### Problem statement
Collect all lines below with the string "Recommendations".

[START OF Provided data]

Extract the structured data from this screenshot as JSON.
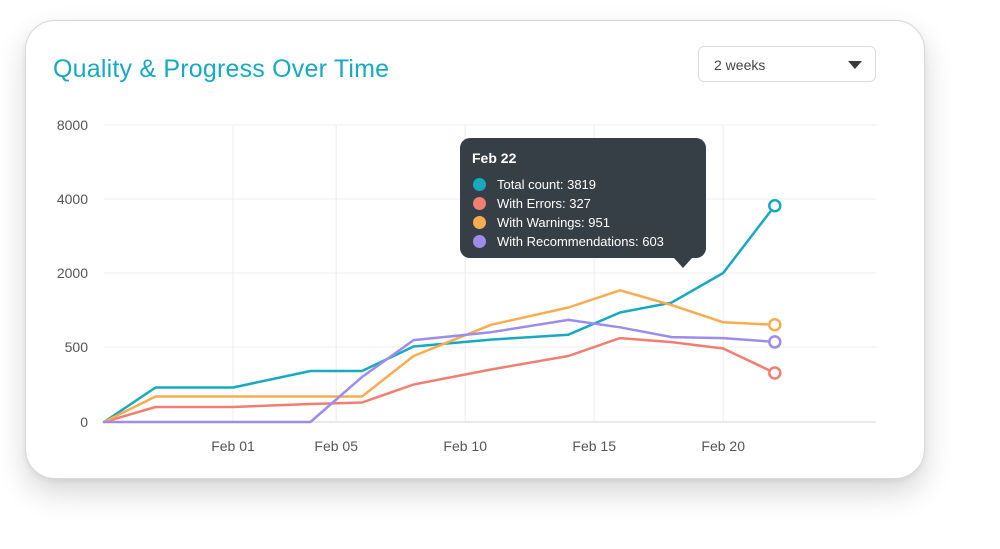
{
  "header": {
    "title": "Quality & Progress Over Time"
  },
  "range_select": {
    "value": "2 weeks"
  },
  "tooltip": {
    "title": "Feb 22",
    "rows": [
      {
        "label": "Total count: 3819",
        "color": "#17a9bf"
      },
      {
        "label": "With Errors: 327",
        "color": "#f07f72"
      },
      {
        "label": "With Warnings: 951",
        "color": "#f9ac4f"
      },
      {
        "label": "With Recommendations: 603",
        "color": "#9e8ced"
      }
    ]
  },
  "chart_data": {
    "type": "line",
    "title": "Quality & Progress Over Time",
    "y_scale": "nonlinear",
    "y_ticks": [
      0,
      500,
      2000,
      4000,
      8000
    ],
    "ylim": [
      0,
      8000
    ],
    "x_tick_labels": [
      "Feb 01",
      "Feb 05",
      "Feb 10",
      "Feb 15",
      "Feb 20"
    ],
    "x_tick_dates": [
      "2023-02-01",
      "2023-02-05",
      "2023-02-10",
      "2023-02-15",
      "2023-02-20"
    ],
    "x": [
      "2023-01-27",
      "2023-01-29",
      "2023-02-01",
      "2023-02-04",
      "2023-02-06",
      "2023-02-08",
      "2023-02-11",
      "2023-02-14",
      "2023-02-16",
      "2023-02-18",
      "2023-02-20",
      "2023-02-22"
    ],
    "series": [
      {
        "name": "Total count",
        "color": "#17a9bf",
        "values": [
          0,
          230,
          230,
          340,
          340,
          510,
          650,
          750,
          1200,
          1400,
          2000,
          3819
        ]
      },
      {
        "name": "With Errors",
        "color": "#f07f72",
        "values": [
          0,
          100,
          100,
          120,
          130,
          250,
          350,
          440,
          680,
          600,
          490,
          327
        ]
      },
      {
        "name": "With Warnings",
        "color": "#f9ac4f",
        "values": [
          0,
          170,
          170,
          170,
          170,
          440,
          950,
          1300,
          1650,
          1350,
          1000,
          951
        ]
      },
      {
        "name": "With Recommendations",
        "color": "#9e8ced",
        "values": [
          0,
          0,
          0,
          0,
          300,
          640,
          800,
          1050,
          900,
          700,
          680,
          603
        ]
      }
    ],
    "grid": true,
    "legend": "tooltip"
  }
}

[END OF Provided data]

### The solution
        "label": "With Recommendations: 603",
        "name": "With Recommendations",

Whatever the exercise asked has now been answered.